What follows is a set of entries. Repeat them exactly, but not their pictures.

--- start PROVIDED DATA ---

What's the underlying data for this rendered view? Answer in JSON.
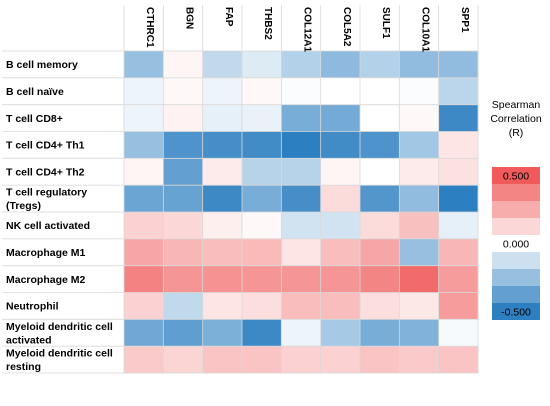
{
  "chart_data": {
    "type": "heatmap",
    "columns": [
      "CTHRC1",
      "BGN",
      "FAP",
      "THBS2",
      "COL12A1",
      "COL5A2",
      "SULF1",
      "COL10A1",
      "SPP1"
    ],
    "rows": [
      [
        "B cell memory"
      ],
      [
        "B cell naïve"
      ],
      [
        "T cell CD8+"
      ],
      [
        "T cell CD4+ Th1"
      ],
      [
        "T cell CD4+ Th2"
      ],
      [
        "T cell regulatory",
        "(Tregs)"
      ],
      [
        "NK cell activated"
      ],
      [
        "Macrophage M1"
      ],
      [
        "Macrophage M2"
      ],
      [
        "Neutrophil"
      ],
      [
        "Myeloid dendritic cell",
        "activated"
      ],
      [
        "Myeloid dendritic cell",
        "resting"
      ]
    ],
    "values": [
      [
        -0.25,
        0.03,
        -0.15,
        -0.08,
        -0.18,
        -0.27,
        -0.18,
        -0.26,
        -0.26
      ],
      [
        -0.04,
        0.02,
        -0.04,
        0.02,
        -0.01,
        0.0,
        0.0,
        -0.01,
        -0.16
      ],
      [
        -0.04,
        0.04,
        -0.06,
        -0.05,
        -0.32,
        -0.33,
        0.0,
        0.02,
        -0.46
      ],
      [
        -0.25,
        -0.42,
        -0.44,
        -0.45,
        -0.56,
        -0.45,
        -0.42,
        -0.22,
        0.08
      ],
      [
        0.03,
        -0.37,
        0.06,
        -0.17,
        -0.17,
        0.03,
        0.0,
        0.06,
        0.09
      ],
      [
        -0.35,
        -0.36,
        -0.46,
        -0.32,
        -0.44,
        0.11,
        -0.41,
        -0.26,
        -0.52
      ],
      [
        0.14,
        0.12,
        0.05,
        0.02,
        -0.11,
        -0.11,
        0.11,
        0.19,
        -0.06
      ],
      [
        0.27,
        0.22,
        0.2,
        0.21,
        0.08,
        0.2,
        0.27,
        -0.25,
        0.22
      ],
      [
        0.38,
        0.32,
        0.33,
        0.32,
        0.32,
        0.32,
        0.37,
        0.45,
        0.3
      ],
      [
        0.14,
        -0.15,
        0.08,
        0.1,
        0.2,
        0.2,
        0.1,
        0.07,
        0.3
      ],
      [
        -0.34,
        -0.38,
        -0.31,
        -0.46,
        -0.04,
        -0.21,
        -0.32,
        -0.3,
        -0.02
      ],
      [
        0.16,
        0.13,
        0.18,
        0.18,
        0.14,
        0.14,
        0.18,
        0.16,
        0.18
      ]
    ],
    "colorscale": {
      "min": -0.5,
      "mid": 0.0,
      "max": 0.5,
      "low_color": "#2c7fc1",
      "mid_color": "#ffffff",
      "high_color": "#f05a5a"
    },
    "legend": {
      "title_lines": [
        "Spearman",
        "Correlation",
        "(R)"
      ],
      "ticks": [
        "0.500",
        "0.000",
        "-0.500"
      ],
      "swatch_values": [
        0.5,
        0.37,
        0.25,
        0.12,
        0.0,
        -0.12,
        -0.25,
        -0.37,
        -0.5
      ],
      "placement": "right"
    }
  }
}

--- end PROVIDED DATA ---

EXERCISE OUTPUT ▸
What's the underlying data for this rendered view? Answer in JSON.
{
  "chart_data": {
    "type": "heatmap",
    "columns": [
      "CTHRC1",
      "BGN",
      "FAP",
      "THBS2",
      "COL12A1",
      "COL5A2",
      "SULF1",
      "COL10A1",
      "SPP1"
    ],
    "rows": [
      [
        "B cell memory"
      ],
      [
        "B cell naïve"
      ],
      [
        "T cell CD8+"
      ],
      [
        "T cell CD4+ Th1"
      ],
      [
        "T cell CD4+ Th2"
      ],
      [
        "T cell regulatory",
        "(Tregs)"
      ],
      [
        "NK cell activated"
      ],
      [
        "Macrophage M1"
      ],
      [
        "Macrophage M2"
      ],
      [
        "Neutrophil"
      ],
      [
        "Myeloid dendritic cell",
        "activated"
      ],
      [
        "Myeloid dendritic cell",
        "resting"
      ]
    ],
    "values": [
      [
        -0.25,
        0.03,
        -0.15,
        -0.08,
        -0.18,
        -0.27,
        -0.18,
        -0.26,
        -0.26
      ],
      [
        -0.04,
        0.02,
        -0.04,
        0.02,
        -0.01,
        0.0,
        0.0,
        -0.01,
        -0.16
      ],
      [
        -0.04,
        0.04,
        -0.06,
        -0.05,
        -0.32,
        -0.33,
        0.0,
        0.02,
        -0.46
      ],
      [
        -0.25,
        -0.42,
        -0.44,
        -0.45,
        -0.56,
        -0.45,
        -0.42,
        -0.22,
        0.08
      ],
      [
        0.03,
        -0.37,
        0.06,
        -0.17,
        -0.17,
        0.03,
        0.0,
        0.06,
        0.09
      ],
      [
        -0.35,
        -0.36,
        -0.46,
        -0.32,
        -0.44,
        0.11,
        -0.41,
        -0.26,
        -0.52
      ],
      [
        0.14,
        0.12,
        0.05,
        0.02,
        -0.11,
        -0.11,
        0.11,
        0.19,
        -0.06
      ],
      [
        0.27,
        0.22,
        0.2,
        0.21,
        0.08,
        0.2,
        0.27,
        -0.25,
        0.22
      ],
      [
        0.38,
        0.32,
        0.33,
        0.32,
        0.32,
        0.32,
        0.37,
        0.45,
        0.3
      ],
      [
        0.14,
        -0.15,
        0.08,
        0.1,
        0.2,
        0.2,
        0.1,
        0.07,
        0.3
      ],
      [
        -0.34,
        -0.38,
        -0.31,
        -0.46,
        -0.04,
        -0.21,
        -0.32,
        -0.3,
        -0.02
      ],
      [
        0.16,
        0.13,
        0.18,
        0.18,
        0.14,
        0.14,
        0.18,
        0.16,
        0.18
      ]
    ],
    "colorscale": {
      "min": -0.5,
      "mid": 0.0,
      "max": 0.5,
      "low_color": "#2c7fc1",
      "mid_color": "#ffffff",
      "high_color": "#f05a5a"
    },
    "legend": {
      "title_lines": [
        "Spearman",
        "Correlation",
        "(R)"
      ],
      "ticks": [
        "0.500",
        "0.000",
        "-0.500"
      ],
      "swatch_values": [
        0.5,
        0.37,
        0.25,
        0.12,
        0.0,
        -0.12,
        -0.25,
        -0.37,
        -0.5
      ],
      "placement": "right"
    }
  }
}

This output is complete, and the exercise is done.